(Extracted data entries)
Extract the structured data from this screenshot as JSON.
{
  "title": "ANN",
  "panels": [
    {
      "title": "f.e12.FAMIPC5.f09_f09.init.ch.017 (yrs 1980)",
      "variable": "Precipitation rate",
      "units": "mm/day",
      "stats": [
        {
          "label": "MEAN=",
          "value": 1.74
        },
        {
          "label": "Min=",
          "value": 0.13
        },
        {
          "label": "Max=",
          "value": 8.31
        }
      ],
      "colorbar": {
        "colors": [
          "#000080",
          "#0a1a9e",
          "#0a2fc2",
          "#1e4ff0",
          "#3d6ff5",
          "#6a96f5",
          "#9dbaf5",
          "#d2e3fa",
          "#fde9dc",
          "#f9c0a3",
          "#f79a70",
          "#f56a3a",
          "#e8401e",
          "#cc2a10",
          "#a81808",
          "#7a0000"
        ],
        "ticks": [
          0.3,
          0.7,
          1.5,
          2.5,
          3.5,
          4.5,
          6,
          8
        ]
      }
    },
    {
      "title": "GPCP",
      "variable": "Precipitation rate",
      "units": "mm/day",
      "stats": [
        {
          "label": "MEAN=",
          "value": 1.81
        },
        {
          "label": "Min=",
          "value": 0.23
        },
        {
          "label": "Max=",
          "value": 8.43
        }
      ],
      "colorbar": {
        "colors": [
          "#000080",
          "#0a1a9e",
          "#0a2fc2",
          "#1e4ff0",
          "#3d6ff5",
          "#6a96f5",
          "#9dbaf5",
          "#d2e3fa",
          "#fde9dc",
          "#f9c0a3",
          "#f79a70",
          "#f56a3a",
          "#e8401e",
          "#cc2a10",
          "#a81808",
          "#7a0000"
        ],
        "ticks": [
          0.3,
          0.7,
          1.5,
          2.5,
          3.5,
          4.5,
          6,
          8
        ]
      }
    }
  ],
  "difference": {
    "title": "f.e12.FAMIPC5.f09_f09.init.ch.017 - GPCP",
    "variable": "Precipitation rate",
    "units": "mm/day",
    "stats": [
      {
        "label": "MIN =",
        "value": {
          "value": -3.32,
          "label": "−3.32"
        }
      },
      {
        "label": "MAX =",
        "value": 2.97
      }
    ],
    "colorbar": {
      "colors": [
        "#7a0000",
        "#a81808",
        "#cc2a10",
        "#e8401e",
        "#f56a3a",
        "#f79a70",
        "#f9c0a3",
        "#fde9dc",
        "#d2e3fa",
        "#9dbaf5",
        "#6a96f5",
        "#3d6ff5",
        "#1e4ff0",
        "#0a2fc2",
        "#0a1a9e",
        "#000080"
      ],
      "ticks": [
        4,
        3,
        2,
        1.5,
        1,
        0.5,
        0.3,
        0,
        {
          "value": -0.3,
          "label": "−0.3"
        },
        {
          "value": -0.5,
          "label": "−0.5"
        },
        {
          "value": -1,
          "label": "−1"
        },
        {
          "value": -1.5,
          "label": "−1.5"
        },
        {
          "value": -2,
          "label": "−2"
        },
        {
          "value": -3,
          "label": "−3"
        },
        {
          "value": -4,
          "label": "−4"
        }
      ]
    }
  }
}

EXERCISE DESCRIPTION :: Type the whole listing again, unaltered.

EXERCISE RESULT ::
Extract the structured data from this screenshot as JSON.
{
  "title": "ANN",
  "panels": [
    {
      "title": "f.e12.FAMIPC5.f09_f09.init.ch.017 (yrs 1980)",
      "variable": "Precipitation rate",
      "units": "mm/day",
      "stats": [
        {
          "label": "MEAN=",
          "value": 1.74
        },
        {
          "label": "Min=",
          "value": 0.13
        },
        {
          "label": "Max=",
          "value": 8.31
        }
      ],
      "colorbar": {
        "colors": [
          "#000080",
          "#0a1a9e",
          "#0a2fc2",
          "#1e4ff0",
          "#3d6ff5",
          "#6a96f5",
          "#9dbaf5",
          "#d2e3fa",
          "#fde9dc",
          "#f9c0a3",
          "#f79a70",
          "#f56a3a",
          "#e8401e",
          "#cc2a10",
          "#a81808",
          "#7a0000"
        ],
        "ticks": [
          0.3,
          0.7,
          1.5,
          2.5,
          3.5,
          4.5,
          6,
          8
        ]
      }
    },
    {
      "title": "GPCP",
      "variable": "Precipitation rate",
      "units": "mm/day",
      "stats": [
        {
          "label": "MEAN=",
          "value": 1.81
        },
        {
          "label": "Min=",
          "value": 0.23
        },
        {
          "label": "Max=",
          "value": 8.43
        }
      ],
      "colorbar": {
        "colors": [
          "#000080",
          "#0a1a9e",
          "#0a2fc2",
          "#1e4ff0",
          "#3d6ff5",
          "#6a96f5",
          "#9dbaf5",
          "#d2e3fa",
          "#fde9dc",
          "#f9c0a3",
          "#f79a70",
          "#f56a3a",
          "#e8401e",
          "#cc2a10",
          "#a81808",
          "#7a0000"
        ],
        "ticks": [
          0.3,
          0.7,
          1.5,
          2.5,
          3.5,
          4.5,
          6,
          8
        ]
      }
    }
  ],
  "difference": {
    "title": "f.e12.FAMIPC5.f09_f09.init.ch.017 - GPCP",
    "variable": "Precipitation rate",
    "units": "mm/day",
    "stats": [
      {
        "label": "MIN =",
        "value": {
          "value": -3.32,
          "label": "−3.32"
        }
      },
      {
        "label": "MAX =",
        "value": 2.97
      }
    ],
    "colorbar": {
      "colors": [
        "#7a0000",
        "#a81808",
        "#cc2a10",
        "#e8401e",
        "#f56a3a",
        "#f79a70",
        "#f9c0a3",
        "#fde9dc",
        "#d2e3fa",
        "#9dbaf5",
        "#6a96f5",
        "#3d6ff5",
        "#1e4ff0",
        "#0a2fc2",
        "#0a1a9e",
        "#000080"
      ],
      "ticks": [
        4,
        3,
        2,
        1.5,
        1,
        0.5,
        0.3,
        0,
        {
          "value": -0.3,
          "label": "−0.3"
        },
        {
          "value": -0.5,
          "label": "−0.5"
        },
        {
          "value": -1,
          "label": "−1"
        },
        {
          "value": -1.5,
          "label": "−1.5"
        },
        {
          "value": -2,
          "label": "−2"
        },
        {
          "value": -3,
          "label": "−3"
        },
        {
          "value": -4,
          "label": "−4"
        }
      ]
    }
  }
}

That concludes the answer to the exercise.